> _SHORT TASK_
Gather each line containing the string "Specifies" from these entries.

> _THE INPUT_
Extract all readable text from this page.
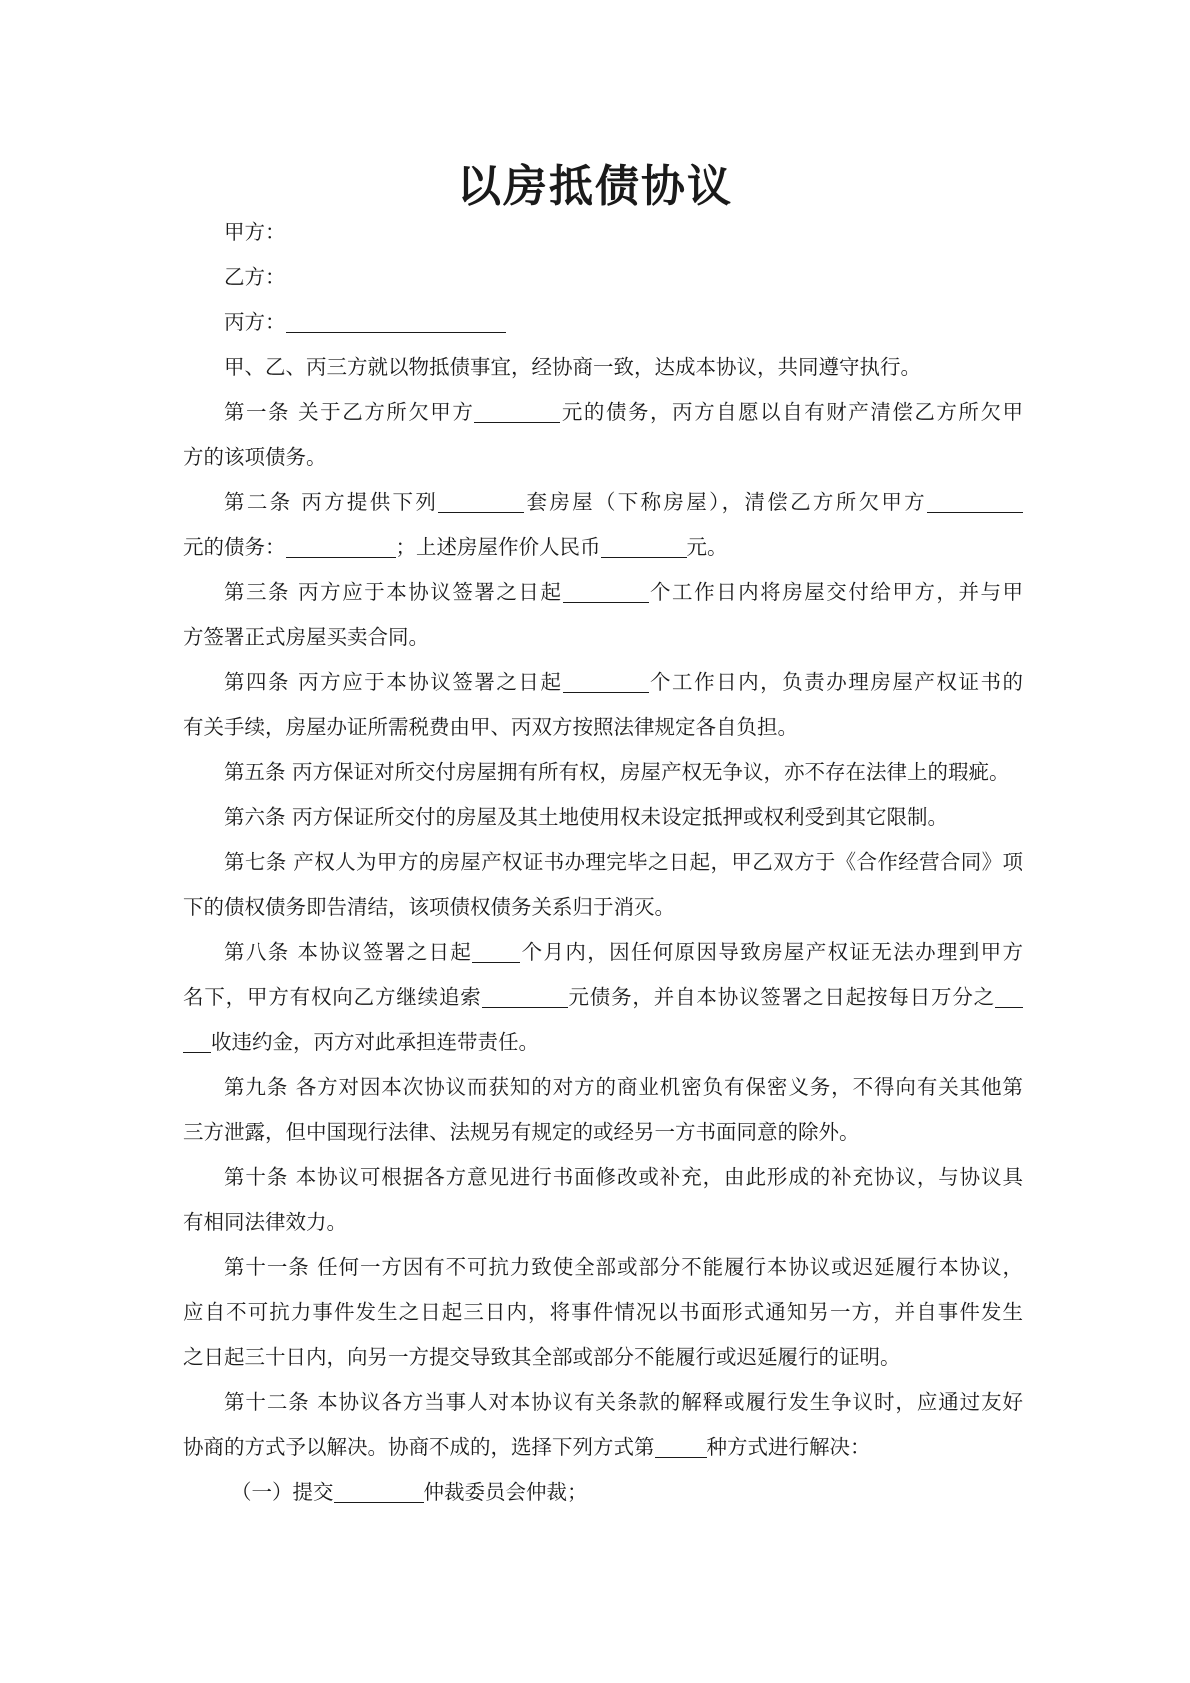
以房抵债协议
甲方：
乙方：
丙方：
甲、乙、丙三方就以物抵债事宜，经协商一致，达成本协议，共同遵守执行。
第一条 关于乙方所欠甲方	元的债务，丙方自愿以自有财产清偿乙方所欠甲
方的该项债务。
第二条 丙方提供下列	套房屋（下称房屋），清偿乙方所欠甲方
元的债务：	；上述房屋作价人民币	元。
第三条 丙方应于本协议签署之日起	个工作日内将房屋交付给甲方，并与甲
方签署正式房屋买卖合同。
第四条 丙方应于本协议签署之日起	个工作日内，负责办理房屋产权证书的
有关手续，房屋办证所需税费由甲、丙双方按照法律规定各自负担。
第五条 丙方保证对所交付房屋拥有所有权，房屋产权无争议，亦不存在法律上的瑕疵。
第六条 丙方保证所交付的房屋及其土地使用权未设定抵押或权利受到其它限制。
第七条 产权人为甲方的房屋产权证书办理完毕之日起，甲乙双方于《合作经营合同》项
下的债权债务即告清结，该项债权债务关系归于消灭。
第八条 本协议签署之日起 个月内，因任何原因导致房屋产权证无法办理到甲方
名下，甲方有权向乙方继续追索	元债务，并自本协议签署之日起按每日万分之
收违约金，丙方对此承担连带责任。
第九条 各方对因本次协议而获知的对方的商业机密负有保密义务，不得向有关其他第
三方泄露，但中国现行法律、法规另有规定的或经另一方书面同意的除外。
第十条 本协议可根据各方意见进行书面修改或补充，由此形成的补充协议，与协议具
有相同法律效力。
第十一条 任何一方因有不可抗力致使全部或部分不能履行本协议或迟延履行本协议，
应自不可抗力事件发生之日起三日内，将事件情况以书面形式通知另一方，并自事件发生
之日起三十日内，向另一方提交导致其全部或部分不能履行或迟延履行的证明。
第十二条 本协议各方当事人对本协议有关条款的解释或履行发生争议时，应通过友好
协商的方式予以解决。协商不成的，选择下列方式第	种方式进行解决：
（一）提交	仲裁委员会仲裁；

--

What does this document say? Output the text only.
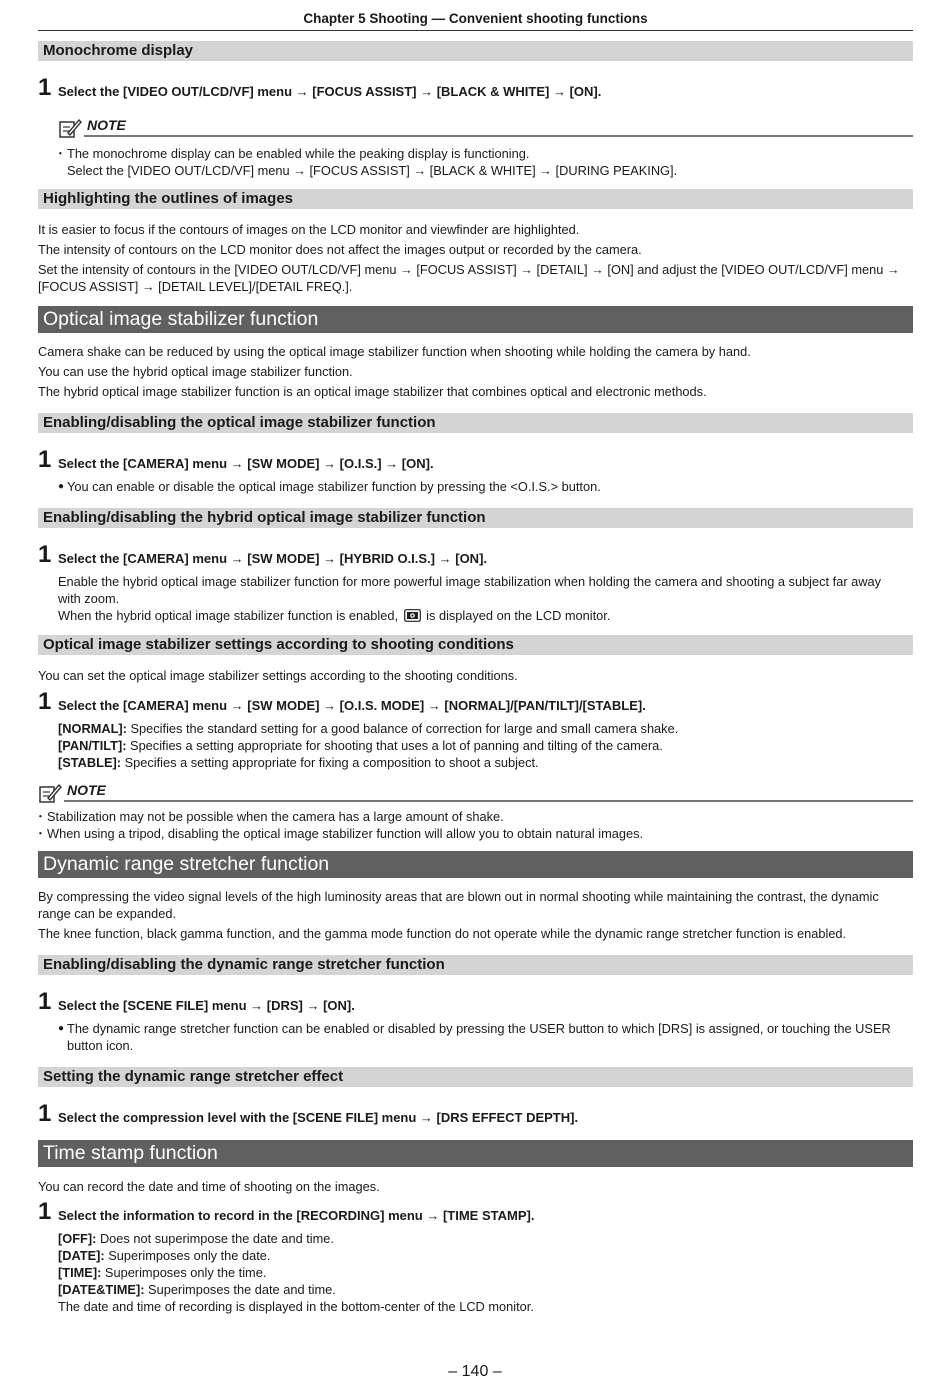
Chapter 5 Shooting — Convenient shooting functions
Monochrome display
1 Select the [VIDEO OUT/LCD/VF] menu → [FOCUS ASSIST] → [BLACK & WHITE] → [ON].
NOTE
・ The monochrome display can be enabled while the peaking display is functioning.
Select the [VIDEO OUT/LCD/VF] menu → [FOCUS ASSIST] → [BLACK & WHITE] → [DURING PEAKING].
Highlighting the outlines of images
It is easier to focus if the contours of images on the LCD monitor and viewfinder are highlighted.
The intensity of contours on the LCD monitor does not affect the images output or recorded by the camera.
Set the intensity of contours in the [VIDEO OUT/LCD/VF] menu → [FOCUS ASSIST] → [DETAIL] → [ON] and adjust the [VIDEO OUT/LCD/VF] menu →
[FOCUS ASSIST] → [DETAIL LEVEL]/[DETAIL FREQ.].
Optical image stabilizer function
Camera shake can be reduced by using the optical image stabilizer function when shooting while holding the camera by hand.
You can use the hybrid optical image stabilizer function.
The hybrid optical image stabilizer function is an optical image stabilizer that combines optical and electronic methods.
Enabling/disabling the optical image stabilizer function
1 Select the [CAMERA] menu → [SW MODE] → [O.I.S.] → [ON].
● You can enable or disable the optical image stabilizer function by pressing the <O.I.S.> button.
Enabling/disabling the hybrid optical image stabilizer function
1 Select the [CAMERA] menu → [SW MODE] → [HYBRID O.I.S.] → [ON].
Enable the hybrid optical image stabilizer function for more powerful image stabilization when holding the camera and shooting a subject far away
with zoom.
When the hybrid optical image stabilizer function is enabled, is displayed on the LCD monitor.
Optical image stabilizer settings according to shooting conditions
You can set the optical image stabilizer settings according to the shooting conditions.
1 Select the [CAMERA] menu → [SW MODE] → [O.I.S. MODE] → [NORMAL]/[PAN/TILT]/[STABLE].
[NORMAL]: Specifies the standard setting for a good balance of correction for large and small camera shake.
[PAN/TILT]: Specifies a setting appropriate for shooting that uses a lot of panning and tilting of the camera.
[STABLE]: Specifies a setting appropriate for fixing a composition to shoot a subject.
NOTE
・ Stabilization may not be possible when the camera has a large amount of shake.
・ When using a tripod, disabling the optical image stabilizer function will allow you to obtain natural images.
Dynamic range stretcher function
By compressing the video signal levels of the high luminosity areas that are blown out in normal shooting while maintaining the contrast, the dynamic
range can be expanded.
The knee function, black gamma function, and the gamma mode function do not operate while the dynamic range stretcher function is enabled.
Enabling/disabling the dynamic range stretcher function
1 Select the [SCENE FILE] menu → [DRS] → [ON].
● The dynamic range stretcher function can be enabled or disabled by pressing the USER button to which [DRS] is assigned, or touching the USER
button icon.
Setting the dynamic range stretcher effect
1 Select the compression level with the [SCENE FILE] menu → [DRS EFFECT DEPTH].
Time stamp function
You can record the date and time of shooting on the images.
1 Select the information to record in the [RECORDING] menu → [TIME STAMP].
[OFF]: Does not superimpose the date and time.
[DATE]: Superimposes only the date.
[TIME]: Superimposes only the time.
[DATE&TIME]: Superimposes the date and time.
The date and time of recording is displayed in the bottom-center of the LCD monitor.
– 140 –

> _RESPONSE TO THE EXERCISE_
[NORMAL]: Specifies the standard setting for a good balance of correction for large and small camera shake.
[PAN/TILT]: Specifies a setting appropriate for shooting that uses a lot of panning and tilting of the camera.
[STABLE]: Specifies a setting appropriate for fixing a composition to shoot a subject.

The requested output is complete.